## Objective
What follows is a listing to be transcribed exactly.

## Dataset records
# # # # #
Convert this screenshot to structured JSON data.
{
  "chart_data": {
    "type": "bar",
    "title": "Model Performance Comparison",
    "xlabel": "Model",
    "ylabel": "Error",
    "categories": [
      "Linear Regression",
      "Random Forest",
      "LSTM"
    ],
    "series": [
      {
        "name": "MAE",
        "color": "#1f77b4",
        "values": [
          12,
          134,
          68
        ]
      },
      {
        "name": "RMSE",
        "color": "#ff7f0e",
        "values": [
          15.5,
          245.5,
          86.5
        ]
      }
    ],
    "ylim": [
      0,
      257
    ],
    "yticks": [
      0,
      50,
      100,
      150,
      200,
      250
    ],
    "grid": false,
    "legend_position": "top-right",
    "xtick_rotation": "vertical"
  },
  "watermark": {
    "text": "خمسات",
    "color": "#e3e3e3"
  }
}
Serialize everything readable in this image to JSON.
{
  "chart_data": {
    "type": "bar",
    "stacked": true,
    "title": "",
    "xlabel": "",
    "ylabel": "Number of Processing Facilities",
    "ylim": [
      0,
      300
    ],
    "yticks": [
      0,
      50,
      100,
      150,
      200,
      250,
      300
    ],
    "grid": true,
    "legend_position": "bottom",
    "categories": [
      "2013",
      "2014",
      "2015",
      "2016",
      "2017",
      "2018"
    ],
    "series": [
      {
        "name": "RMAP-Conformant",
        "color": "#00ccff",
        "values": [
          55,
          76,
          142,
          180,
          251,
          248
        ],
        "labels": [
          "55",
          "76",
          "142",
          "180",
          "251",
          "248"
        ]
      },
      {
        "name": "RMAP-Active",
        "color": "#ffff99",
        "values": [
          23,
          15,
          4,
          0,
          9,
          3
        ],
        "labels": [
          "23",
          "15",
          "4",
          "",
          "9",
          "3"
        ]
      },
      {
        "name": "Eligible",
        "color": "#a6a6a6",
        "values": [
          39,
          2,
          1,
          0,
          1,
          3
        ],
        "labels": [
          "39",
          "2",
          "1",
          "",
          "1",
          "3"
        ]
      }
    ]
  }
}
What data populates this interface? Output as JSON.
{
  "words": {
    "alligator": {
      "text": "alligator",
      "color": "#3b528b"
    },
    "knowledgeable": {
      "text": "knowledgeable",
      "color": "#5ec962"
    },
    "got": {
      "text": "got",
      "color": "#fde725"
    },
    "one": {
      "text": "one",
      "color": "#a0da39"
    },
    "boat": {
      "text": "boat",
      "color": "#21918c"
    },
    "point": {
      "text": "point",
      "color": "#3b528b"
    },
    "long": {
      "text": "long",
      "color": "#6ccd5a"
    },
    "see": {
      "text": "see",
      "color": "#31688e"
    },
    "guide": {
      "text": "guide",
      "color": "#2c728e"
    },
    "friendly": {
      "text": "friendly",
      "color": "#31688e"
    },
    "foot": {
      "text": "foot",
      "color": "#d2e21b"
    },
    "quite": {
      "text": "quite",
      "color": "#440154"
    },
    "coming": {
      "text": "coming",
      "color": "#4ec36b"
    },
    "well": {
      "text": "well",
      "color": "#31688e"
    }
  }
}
# # # # #
## Output of the task
Convert this screenshot to structured JSON data.
{
  "chart_data": {
    "type": "bar",
    "title": "Model Performance Comparison",
    "xlabel": "Model",
    "ylabel": "Error",
    "categories": [
      "Linear Regression",
      "Random Forest",
      "LSTM"
    ],
    "series": [
      {
        "name": "MAE",
        "color": "#1f77b4",
        "values": [
          12,
          134,
          68
        ]
      },
      {
        "name": "RMSE",
        "color": "#ff7f0e",
        "values": [
          15.5,
          245.5,
          86.5
        ]
      }
    ],
    "ylim": [
      0,
      257
    ],
    "yticks": [
      0,
      50,
      100,
      150,
      200,
      250
    ],
    "grid": false,
    "legend_position": "top-right",
    "xtick_rotation": "vertical"
  },
  "watermark": {
    "text": "خمسات",
    "color": "#e3e3e3"
  }
}
Serialize everything readable in this image to JSON.
{
  "chart_data": {
    "type": "bar",
    "stacked": true,
    "title": "",
    "xlabel": "",
    "ylabel": "Number of Processing Facilities",
    "ylim": [
      0,
      300
    ],
    "yticks": [
      0,
      50,
      100,
      150,
      200,
      250,
      300
    ],
    "grid": true,
    "legend_position": "bottom",
    "categories": [
      "2013",
      "2014",
      "2015",
      "2016",
      "2017",
      "2018"
    ],
    "series": [
      {
        "name": "RMAP-Conformant",
        "color": "#00ccff",
        "values": [
          55,
          76,
          142,
          180,
          251,
          248
        ],
        "labels": [
          "55",
          "76",
          "142",
          "180",
          "251",
          "248"
        ]
      },
      {
        "name": "RMAP-Active",
        "color": "#ffff99",
        "values": [
          23,
          15,
          4,
          0,
          9,
          3
        ],
        "labels": [
          "23",
          "15",
          "4",
          "",
          "9",
          "3"
        ]
      },
      {
        "name": "Eligible",
        "color": "#a6a6a6",
        "values": [
          39,
          2,
          1,
          0,
          1,
          3
        ],
        "labels": [
          "39",
          "2",
          "1",
          "",
          "1",
          "3"
        ]
      }
    ]
  }
}
What data populates this interface? Output as JSON.
{
  "words": {
    "alligator": {
      "text": "alligator",
      "color": "#3b528b"
    },
    "knowledgeable": {
      "text": "knowledgeable",
      "color": "#5ec962"
    },
    "got": {
      "text": "got",
      "color": "#fde725"
    },
    "one": {
      "text": "one",
      "color": "#a0da39"
    },
    "boat": {
      "text": "boat",
      "color": "#21918c"
    },
    "point": {
      "text": "point",
      "color": "#3b528b"
    },
    "long": {
      "text": "long",
      "color": "#6ccd5a"
    },
    "see": {
      "text": "see",
      "color": "#31688e"
    },
    "guide": {
      "text": "guide",
      "color": "#2c728e"
    },
    "friendly": {
      "text": "friendly",
      "color": "#31688e"
    },
    "foot": {
      "text": "foot",
      "color": "#d2e21b"
    },
    "quite": {
      "text": "quite",
      "color": "#440154"
    },
    "coming": {
      "text": "coming",
      "color": "#4ec36b"
    },
    "well": {
      "text": "well",
      "color": "#31688e"
    }
  }
}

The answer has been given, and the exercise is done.